→ **TASK TO COMPLETE**: Show every line of the entries below that contains the string "Kunle".

════════

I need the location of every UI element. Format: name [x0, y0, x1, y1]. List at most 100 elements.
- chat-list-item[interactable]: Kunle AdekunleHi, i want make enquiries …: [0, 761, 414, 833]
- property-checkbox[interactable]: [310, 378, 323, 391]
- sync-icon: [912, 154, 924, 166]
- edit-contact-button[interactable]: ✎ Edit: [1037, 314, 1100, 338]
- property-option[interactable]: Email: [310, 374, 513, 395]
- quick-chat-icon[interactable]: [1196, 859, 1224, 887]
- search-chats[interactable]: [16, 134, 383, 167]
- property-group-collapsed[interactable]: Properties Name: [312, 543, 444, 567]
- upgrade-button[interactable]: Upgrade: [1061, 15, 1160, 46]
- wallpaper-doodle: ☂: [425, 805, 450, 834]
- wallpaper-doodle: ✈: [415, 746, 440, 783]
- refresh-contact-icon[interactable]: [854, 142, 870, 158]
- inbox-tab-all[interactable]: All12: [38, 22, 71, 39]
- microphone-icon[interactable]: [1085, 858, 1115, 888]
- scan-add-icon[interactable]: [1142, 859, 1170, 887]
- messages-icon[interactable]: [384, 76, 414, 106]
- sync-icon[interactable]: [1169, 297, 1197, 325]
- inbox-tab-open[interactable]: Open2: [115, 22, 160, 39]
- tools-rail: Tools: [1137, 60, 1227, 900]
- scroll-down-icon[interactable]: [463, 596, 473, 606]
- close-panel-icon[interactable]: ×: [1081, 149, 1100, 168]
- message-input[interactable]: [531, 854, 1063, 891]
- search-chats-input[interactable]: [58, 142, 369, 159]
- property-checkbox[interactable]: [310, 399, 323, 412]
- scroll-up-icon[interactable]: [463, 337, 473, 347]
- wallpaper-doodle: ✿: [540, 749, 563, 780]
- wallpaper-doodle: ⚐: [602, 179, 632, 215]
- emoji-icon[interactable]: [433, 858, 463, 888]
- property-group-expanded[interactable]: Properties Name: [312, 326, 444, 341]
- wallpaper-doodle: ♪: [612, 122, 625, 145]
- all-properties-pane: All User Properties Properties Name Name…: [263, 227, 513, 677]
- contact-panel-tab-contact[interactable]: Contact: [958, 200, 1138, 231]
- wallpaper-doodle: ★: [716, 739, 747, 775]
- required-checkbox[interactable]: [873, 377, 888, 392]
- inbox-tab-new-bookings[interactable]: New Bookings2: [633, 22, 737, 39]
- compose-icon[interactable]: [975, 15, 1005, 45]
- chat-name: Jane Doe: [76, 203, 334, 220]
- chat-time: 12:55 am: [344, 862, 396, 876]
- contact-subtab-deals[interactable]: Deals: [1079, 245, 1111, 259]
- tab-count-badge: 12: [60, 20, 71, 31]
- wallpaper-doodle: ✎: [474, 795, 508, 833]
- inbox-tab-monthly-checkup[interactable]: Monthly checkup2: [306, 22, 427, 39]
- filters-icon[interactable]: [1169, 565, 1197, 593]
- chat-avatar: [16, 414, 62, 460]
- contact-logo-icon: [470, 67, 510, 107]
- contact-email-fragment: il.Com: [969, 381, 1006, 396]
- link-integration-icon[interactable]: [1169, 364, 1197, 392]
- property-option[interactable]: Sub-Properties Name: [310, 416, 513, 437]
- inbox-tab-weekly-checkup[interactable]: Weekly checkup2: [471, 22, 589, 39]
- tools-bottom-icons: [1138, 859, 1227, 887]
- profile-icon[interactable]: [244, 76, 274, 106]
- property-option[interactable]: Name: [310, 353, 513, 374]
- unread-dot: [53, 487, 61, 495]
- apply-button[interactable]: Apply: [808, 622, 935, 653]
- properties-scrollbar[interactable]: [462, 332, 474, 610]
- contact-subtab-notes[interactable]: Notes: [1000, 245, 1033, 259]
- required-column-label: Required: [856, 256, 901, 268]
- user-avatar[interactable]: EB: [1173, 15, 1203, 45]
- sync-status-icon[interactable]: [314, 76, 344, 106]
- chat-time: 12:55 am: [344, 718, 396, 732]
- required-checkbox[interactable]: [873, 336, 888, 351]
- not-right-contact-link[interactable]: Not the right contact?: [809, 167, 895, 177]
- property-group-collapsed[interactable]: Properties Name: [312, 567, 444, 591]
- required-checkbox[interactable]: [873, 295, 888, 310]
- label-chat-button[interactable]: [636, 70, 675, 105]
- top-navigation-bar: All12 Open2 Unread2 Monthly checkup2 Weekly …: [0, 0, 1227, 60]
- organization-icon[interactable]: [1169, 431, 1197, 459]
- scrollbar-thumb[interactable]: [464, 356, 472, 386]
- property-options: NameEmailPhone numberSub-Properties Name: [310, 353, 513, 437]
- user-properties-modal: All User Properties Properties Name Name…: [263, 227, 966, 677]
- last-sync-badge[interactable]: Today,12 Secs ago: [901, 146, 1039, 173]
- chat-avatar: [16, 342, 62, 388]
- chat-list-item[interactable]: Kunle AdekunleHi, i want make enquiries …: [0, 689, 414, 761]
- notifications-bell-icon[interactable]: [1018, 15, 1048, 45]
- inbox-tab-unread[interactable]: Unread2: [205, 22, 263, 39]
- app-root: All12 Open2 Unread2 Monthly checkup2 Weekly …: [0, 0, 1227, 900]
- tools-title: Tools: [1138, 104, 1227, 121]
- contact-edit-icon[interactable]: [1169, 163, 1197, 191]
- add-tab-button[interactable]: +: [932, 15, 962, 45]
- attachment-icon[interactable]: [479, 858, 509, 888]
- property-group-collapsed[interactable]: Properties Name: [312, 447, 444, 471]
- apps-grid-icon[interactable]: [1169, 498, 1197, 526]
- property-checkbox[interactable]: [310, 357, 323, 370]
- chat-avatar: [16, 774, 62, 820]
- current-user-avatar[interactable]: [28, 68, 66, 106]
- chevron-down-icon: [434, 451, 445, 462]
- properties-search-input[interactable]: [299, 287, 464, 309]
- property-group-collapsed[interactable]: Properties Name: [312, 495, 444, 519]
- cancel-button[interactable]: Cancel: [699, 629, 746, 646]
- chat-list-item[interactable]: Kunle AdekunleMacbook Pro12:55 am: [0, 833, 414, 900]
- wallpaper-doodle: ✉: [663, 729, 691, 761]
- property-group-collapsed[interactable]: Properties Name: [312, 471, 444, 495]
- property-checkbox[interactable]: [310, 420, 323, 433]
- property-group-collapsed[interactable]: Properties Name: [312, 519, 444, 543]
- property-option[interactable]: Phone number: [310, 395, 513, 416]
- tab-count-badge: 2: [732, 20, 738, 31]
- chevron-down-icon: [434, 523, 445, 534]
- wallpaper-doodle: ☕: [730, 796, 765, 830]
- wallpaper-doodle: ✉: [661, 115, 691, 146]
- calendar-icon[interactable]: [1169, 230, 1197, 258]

════════

→ **WRITTEN RESPONSE**:
- chat-list-item[interactable]: Kunle AdekunleHi, i want make enquiries …: [0, 761, 414, 833]
- chat-list-item[interactable]: Kunle AdekunleHi, i want make enquiries …: [0, 689, 414, 761]
- chat-list-item[interactable]: Kunle AdekunleMacbook Pro12:55 am: [0, 833, 414, 900]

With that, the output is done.